◆ **OBJECTIVE**
Search the listing below for the string "misión" and show each line that contains it.

----------

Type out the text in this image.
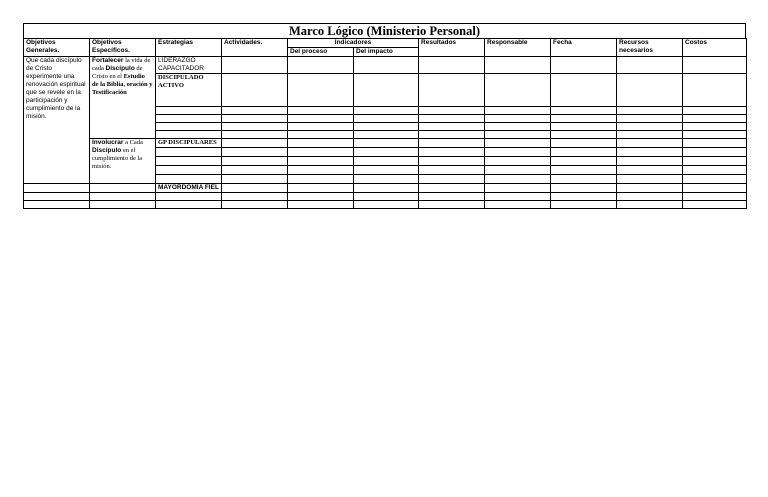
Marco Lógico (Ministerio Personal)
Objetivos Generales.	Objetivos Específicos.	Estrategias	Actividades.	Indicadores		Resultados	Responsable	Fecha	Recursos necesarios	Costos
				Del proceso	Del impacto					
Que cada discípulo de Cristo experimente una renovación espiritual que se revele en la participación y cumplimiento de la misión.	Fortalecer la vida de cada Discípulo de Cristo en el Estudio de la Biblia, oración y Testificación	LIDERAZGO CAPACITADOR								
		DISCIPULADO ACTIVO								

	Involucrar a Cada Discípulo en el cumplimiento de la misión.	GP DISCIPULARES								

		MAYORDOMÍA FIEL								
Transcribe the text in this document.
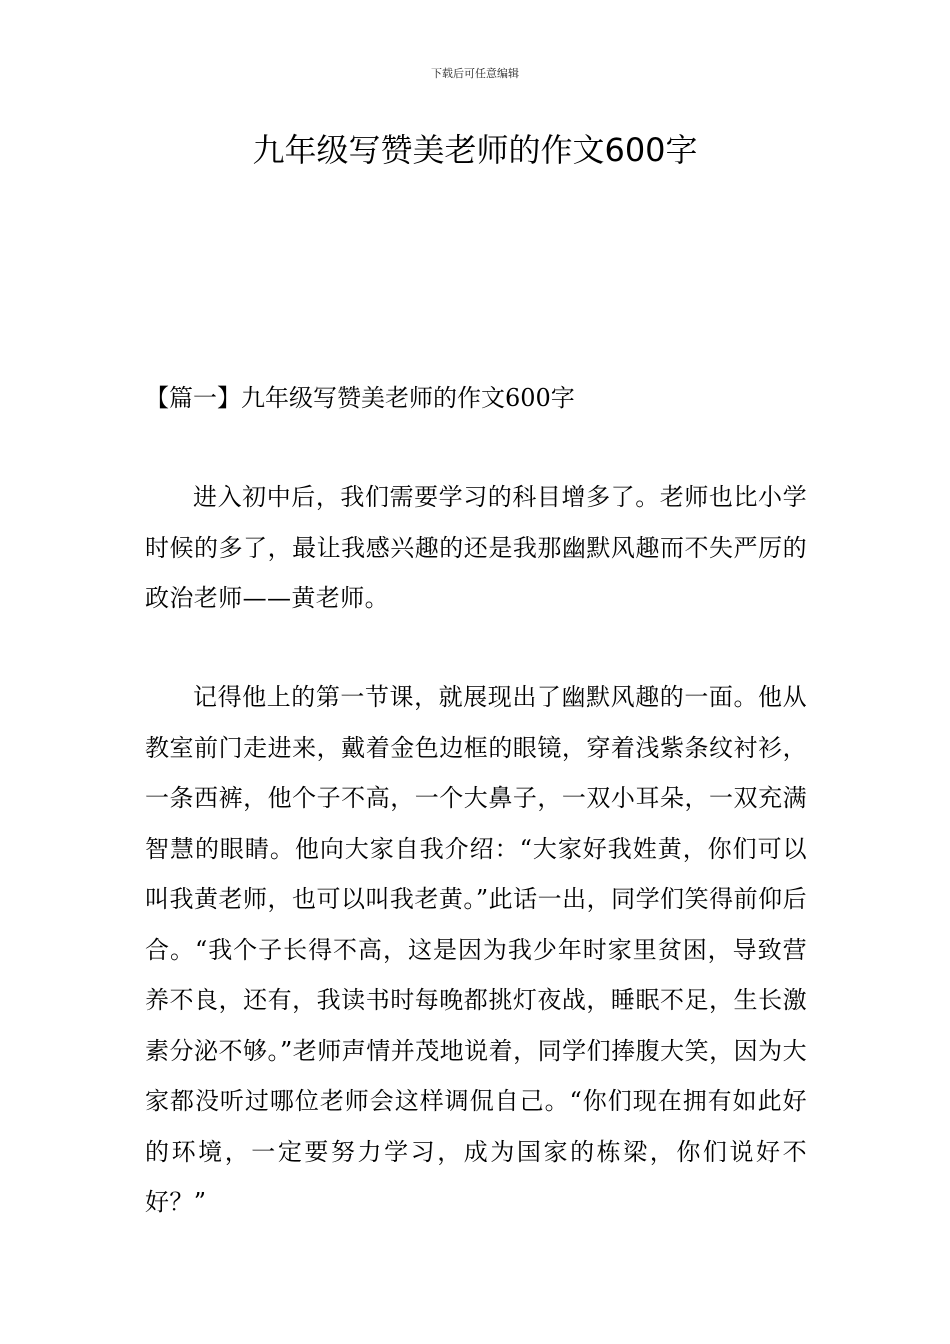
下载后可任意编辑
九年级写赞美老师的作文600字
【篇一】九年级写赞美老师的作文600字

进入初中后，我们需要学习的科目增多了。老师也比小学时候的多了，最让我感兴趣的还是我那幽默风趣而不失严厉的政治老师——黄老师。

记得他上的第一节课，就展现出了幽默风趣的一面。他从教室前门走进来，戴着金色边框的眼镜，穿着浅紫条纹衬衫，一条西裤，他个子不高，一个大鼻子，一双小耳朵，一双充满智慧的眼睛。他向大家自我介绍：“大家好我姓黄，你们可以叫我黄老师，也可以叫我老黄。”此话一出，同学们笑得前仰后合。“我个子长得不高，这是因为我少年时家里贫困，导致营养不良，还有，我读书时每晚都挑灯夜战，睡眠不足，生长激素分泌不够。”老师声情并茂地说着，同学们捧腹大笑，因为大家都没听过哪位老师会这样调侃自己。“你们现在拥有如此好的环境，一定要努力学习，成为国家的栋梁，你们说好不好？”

----------

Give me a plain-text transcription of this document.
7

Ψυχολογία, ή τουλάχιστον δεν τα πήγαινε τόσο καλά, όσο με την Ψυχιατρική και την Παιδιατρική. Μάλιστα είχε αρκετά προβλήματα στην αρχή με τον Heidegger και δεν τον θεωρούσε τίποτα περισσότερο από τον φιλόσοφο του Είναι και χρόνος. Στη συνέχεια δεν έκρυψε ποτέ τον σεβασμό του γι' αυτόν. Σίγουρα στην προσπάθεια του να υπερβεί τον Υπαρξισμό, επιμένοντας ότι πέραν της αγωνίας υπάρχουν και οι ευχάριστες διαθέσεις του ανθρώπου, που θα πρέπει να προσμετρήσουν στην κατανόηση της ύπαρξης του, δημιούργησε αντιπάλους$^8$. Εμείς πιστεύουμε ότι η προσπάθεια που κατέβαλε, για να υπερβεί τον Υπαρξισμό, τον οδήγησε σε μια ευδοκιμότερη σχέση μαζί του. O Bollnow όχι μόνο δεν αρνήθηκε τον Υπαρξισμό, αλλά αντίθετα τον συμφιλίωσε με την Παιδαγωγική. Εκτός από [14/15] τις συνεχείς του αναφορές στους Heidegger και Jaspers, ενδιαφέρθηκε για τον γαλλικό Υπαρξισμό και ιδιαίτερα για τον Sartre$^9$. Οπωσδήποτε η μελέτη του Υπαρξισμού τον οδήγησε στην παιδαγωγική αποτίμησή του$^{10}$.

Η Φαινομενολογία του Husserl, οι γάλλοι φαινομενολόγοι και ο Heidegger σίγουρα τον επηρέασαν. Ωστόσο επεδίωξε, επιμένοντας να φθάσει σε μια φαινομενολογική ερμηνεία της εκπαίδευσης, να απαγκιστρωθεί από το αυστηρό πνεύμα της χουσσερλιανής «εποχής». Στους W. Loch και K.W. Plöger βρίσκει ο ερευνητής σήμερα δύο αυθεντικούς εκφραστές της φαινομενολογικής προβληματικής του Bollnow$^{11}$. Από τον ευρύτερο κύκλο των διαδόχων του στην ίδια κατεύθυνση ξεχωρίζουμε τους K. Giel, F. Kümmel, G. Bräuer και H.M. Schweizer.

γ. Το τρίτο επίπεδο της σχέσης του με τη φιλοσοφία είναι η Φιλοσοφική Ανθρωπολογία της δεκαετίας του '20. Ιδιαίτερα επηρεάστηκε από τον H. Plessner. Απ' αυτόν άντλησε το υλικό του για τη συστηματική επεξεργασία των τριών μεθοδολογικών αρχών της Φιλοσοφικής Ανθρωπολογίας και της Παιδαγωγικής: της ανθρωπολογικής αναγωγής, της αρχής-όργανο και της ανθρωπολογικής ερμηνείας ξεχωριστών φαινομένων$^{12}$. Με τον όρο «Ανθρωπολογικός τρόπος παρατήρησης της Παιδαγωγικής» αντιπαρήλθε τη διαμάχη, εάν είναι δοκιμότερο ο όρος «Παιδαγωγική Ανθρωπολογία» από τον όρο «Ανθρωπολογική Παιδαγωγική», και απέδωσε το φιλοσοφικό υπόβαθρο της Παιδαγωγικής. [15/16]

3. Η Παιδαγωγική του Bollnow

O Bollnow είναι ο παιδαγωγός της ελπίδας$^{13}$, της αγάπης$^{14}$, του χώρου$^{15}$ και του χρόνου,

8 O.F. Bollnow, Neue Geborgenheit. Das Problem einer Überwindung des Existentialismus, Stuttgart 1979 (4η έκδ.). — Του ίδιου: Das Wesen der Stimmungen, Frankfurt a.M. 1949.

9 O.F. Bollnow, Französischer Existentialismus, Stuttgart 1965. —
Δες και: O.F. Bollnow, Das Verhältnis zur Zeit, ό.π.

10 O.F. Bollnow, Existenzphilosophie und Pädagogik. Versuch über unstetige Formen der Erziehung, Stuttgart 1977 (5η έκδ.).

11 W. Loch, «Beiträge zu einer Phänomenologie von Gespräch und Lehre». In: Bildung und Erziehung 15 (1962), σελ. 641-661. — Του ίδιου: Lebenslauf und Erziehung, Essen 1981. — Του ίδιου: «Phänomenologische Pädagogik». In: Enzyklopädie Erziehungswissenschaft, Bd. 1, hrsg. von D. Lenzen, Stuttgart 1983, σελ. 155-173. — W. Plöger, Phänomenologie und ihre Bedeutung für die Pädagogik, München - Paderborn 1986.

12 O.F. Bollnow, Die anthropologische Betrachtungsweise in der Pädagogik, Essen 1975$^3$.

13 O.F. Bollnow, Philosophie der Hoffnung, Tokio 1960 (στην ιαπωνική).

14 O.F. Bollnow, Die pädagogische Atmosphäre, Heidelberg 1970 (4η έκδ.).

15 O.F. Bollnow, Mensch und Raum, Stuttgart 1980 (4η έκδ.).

----------

◆ **RESULT OF THE TASK**
Que cada discípulo de Cristo experimente una renovación espiritual que se revele en la participación y cumplimiento de la misión.	Fortalecer la vida de cada Discípulo de Cristo en el Estudio de la Biblia, oración y Testificación	LIDERAZGO CAPACITADOR								
	Involucrar a Cada Discípulo en el cumplimiento de la misión.	GP DISCIPULARES								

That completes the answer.